[RECORDS FOR THIS EXERCISE start]
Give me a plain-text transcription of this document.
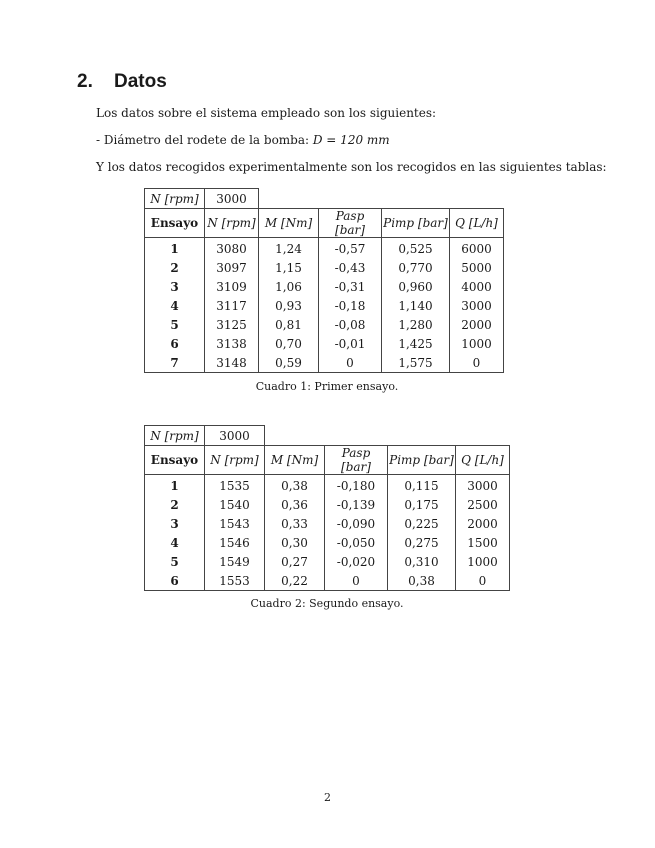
2. Datos

Los datos sobre el sistema empleado son los siguientes:

- Diámetro del rodete de la bomba: D = 120 mm

Y los datos recogidos experimentalmente son los recogidos en las siguientes tablas:

N [rpm]	3000				
Ensayo	N [rpm]	M [Nm]	Pasp [bar]	Pimp [bar]	Q [L/h]
1	3080	1,24	-0,57	0,525	6000
2	3097	1,15	-0,43	0,770	5000
3	3109	1,06	-0,31	0,960	4000
4	3117	0,93	-0,18	1,140	3000
5	3125	0,81	-0,08	1,280	2000
6	3138	0,70	-0,01	1,425	1000
7	3148	0,59	0	1,575	0

Cuadro 1: Primer ensayo.

N [rpm]	3000				
Ensayo	N [rpm]	M [Nm]	Pasp [bar]	Pimp [bar]	Q [L/h]
1	1535	0,38	-0,180	0,115	3000
2	1540	0,36	-0,139	0,175	2500
3	1543	0,33	-0,090	0,225	2000
4	1546	0,30	-0,050	0,275	1500
5	1549	0,27	-0,020	0,310	1000
6	1553	0,22	0	0,38	0

Cuadro 2: Segundo ensayo.

2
[RECORDS FOR THIS EXERCISE end]
▶ WRITTEN REQUEST
Scan the material above for the string "siguientes" and return the lines that hold it.

▶ ANSWER TO THE TASK
Los datos sobre el sistema empleado son los siguientes:
Y los datos recogidos experimentalmente son los recogidos en las siguientes tablas:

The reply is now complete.